To do: Copy out every line of the entries below word for word, leaving out the pictures.

--- START Input material ---

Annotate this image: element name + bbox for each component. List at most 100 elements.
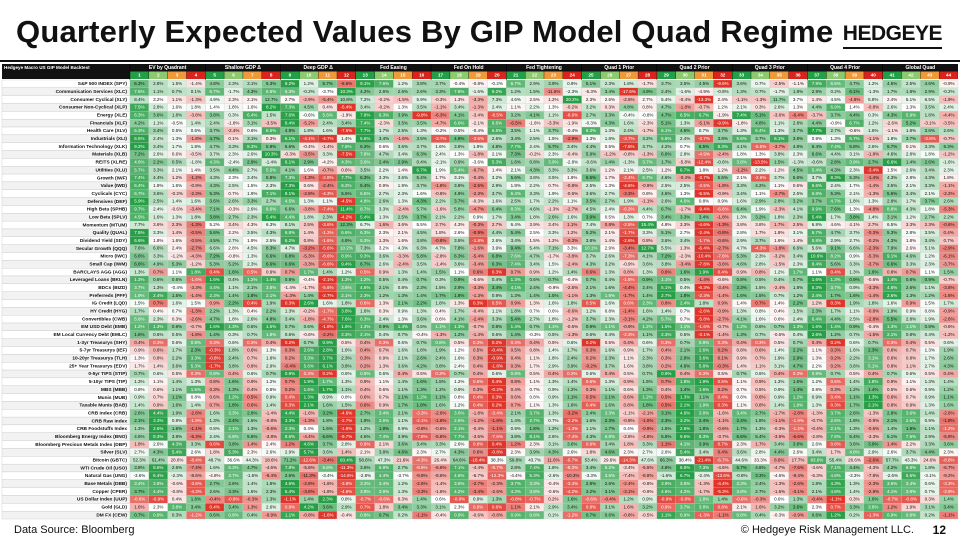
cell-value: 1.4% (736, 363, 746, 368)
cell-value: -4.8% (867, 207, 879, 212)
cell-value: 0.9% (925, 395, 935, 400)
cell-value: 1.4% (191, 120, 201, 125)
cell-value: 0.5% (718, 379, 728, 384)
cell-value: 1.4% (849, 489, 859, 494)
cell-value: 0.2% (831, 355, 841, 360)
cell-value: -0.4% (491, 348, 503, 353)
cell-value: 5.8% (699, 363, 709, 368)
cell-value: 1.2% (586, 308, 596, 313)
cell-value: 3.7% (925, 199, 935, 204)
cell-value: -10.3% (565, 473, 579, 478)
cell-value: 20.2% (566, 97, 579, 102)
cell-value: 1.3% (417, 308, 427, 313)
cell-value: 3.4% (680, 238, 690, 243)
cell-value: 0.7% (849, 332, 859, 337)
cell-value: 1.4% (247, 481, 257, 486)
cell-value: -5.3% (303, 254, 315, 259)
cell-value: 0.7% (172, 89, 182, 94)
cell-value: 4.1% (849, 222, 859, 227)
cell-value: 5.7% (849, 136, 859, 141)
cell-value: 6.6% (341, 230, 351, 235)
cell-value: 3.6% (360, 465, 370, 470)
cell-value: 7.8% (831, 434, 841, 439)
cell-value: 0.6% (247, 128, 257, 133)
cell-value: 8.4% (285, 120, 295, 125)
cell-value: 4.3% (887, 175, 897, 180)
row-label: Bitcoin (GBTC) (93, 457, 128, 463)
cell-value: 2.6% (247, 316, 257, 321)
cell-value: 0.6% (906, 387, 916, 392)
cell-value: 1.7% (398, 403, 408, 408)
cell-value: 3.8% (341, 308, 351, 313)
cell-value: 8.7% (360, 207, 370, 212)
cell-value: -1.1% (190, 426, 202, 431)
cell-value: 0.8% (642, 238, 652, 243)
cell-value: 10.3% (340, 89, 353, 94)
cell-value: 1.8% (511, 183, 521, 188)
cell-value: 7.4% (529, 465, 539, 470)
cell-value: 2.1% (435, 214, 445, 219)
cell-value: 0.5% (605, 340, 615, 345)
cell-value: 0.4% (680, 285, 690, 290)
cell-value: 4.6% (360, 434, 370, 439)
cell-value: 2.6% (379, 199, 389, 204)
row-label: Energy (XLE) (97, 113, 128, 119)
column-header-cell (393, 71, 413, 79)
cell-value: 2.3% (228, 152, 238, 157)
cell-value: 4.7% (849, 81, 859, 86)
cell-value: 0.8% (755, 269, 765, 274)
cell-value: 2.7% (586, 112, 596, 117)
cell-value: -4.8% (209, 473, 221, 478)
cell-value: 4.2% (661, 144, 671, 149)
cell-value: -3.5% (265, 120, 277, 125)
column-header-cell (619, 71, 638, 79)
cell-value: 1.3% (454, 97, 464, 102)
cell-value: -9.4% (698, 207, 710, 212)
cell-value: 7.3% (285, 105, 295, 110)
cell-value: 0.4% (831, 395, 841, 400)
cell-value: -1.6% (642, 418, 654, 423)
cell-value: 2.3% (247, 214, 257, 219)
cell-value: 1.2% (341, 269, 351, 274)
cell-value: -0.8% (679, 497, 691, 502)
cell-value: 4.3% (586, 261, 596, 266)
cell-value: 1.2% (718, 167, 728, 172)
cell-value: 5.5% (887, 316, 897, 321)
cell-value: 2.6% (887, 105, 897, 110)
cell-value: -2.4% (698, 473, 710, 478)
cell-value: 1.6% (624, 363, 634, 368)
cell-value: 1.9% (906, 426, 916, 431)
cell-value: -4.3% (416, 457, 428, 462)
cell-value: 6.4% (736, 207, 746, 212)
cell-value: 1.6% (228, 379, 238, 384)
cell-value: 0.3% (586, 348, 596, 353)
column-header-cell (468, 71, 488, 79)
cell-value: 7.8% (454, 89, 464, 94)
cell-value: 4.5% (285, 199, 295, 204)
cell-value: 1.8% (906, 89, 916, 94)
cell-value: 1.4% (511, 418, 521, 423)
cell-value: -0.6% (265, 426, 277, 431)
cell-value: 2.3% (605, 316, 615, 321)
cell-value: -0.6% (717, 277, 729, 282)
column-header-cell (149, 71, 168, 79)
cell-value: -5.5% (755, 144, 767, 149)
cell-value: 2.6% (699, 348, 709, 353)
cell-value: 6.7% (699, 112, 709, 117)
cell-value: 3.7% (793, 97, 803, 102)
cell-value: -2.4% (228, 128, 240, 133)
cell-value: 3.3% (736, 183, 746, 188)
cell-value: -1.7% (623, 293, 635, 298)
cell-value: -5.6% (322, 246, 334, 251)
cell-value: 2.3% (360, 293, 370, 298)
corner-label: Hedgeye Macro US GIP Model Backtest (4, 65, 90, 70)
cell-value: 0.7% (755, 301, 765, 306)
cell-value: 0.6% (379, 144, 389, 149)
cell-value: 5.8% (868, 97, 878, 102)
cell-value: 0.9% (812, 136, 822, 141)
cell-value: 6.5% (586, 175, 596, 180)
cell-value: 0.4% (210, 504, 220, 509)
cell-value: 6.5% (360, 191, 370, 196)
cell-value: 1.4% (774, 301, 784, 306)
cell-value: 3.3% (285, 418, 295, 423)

--- END Input material ---

Answer below:
Annotate this image: element name + bbox for each component. List at most 100 elements.
cell-value: 1.4% (736, 363, 746, 368)
cell-value: -4.8% (867, 207, 879, 212)
cell-value: 0.9% (925, 395, 935, 400)
cell-value: 1.4% (191, 120, 201, 125)
cell-value: 0.5% (718, 379, 728, 384)
cell-value: 1.4% (849, 489, 859, 494)
cell-value: 0.2% (831, 355, 841, 360)
cell-value: -0.4% (491, 348, 503, 353)
cell-value: 5.8% (699, 363, 709, 368)
cell-value: 1.2% (586, 308, 596, 313)
cell-value: 3.7% (925, 199, 935, 204)
cell-value: -10.3% (565, 473, 579, 478)
cell-value: 20.2% (566, 97, 579, 102)
cell-value: 1.3% (417, 308, 427, 313)
cell-value: 3.4% (680, 238, 690, 243)
cell-value: 0.7% (849, 332, 859, 337)
cell-value: 1.4% (247, 481, 257, 486)
cell-value: -5.3% (303, 254, 315, 259)
cell-value: 0.7% (172, 89, 182, 94)
cell-value: 4.1% (849, 222, 859, 227)
cell-value: 5.7% (849, 136, 859, 141)
cell-value: 6.6% (341, 230, 351, 235)
cell-value: 3.6% (360, 465, 370, 470)
cell-value: 7.8% (831, 434, 841, 439)
cell-value: 0.6% (247, 128, 257, 133)
cell-value: 8.4% (285, 120, 295, 125)
cell-value: 4.3% (887, 175, 897, 180)
row-label: Bitcoin (GBTC) (93, 457, 128, 463)
cell-value: 2.6% (247, 316, 257, 321)
cell-value: 0.6% (906, 387, 916, 392)
cell-value: 1.7% (398, 403, 408, 408)
cell-value: 3.8% (341, 308, 351, 313)
cell-value: 8.7% (360, 207, 370, 212)
cell-value: -1.1% (190, 426, 202, 431)
cell-value: 0.8% (642, 238, 652, 243)
cell-value: 10.3% (340, 89, 353, 94)
cell-value: 1.8% (511, 183, 521, 188)
cell-value: 7.4% (529, 465, 539, 470)
cell-value: 2.1% (435, 214, 445, 219)
cell-value: 0.5% (605, 340, 615, 345)
cell-value: 0.4% (680, 285, 690, 290)
cell-value: 4.6% (360, 434, 370, 439)
cell-value: 2.6% (379, 199, 389, 204)
row-label: Energy (XLE) (97, 113, 128, 119)
column-header-cell (393, 71, 413, 79)
cell-value: 2.3% (228, 152, 238, 157)
cell-value: 4.7% (849, 81, 859, 86)
cell-value: 0.8% (755, 269, 765, 274)
cell-value: 2.7% (586, 112, 596, 117)
cell-value: -4.8% (209, 473, 221, 478)
cell-value: 4.2% (661, 144, 671, 149)
cell-value: -3.5% (265, 120, 277, 125)
column-header-cell (619, 71, 638, 79)
cell-value: 1.3% (454, 97, 464, 102)
cell-value: -9.4% (698, 207, 710, 212)
cell-value: 7.3% (285, 105, 295, 110)
cell-value: 0.4% (831, 395, 841, 400)
cell-value: -1.6% (642, 418, 654, 423)
cell-value: 2.3% (247, 214, 257, 219)
cell-value: 1.2% (341, 269, 351, 274)
cell-value: -0.8% (679, 497, 691, 502)
cell-value: 4.3% (586, 261, 596, 266)
cell-value: 1.2% (718, 167, 728, 172)
cell-value: 5.5% (887, 316, 897, 321)
cell-value: 2.6% (887, 105, 897, 110)
cell-value: -2.4% (698, 473, 710, 478)
cell-value: 1.6% (624, 363, 634, 368)
cell-value: 1.9% (906, 426, 916, 431)
cell-value: -4.3% (416, 457, 428, 462)
cell-value: 6.4% (736, 207, 746, 212)
cell-value: 1.6% (228, 379, 238, 384)
cell-value: 0.3% (586, 348, 596, 353)
column-header-cell (468, 71, 488, 79)
cell-value: 7.8% (454, 89, 464, 94)
cell-value: 4.5% (285, 199, 295, 204)
cell-value: 1.8% (906, 89, 916, 94)
cell-value: 1.4% (511, 418, 521, 423)
cell-value: -0.6% (265, 426, 277, 431)
cell-value: 2.3% (605, 316, 615, 321)
cell-value: -0.6% (717, 277, 729, 282)
column-header-cell (149, 71, 168, 79)
cell-value: -5.5% (755, 144, 767, 149)
cell-value: 2.6% (699, 348, 709, 353)
cell-value: 6.7% (699, 112, 709, 117)
cell-value: 3.7% (793, 97, 803, 102)
cell-value: -2.4% (228, 128, 240, 133)
cell-value: 3.3% (736, 183, 746, 188)
cell-value: -1.7% (623, 293, 635, 298)
cell-value: -5.6% (322, 246, 334, 251)
cell-value: 2.3% (360, 293, 370, 298)
corner-label: Hedgeye Macro US GIP Model Backtest (4, 65, 90, 70)
cell-value: 0.7% (755, 301, 765, 306)
cell-value: 0.6% (379, 144, 389, 149)
cell-value: 5.8% (868, 97, 878, 102)
cell-value: 0.9% (812, 136, 822, 141)
cell-value: 6.5% (586, 175, 596, 180)
cell-value: 0.4% (210, 504, 220, 509)
cell-value: 6.5% (360, 191, 370, 196)
cell-value: 1.4% (774, 301, 784, 306)
cell-value: 3.3% (285, 418, 295, 423)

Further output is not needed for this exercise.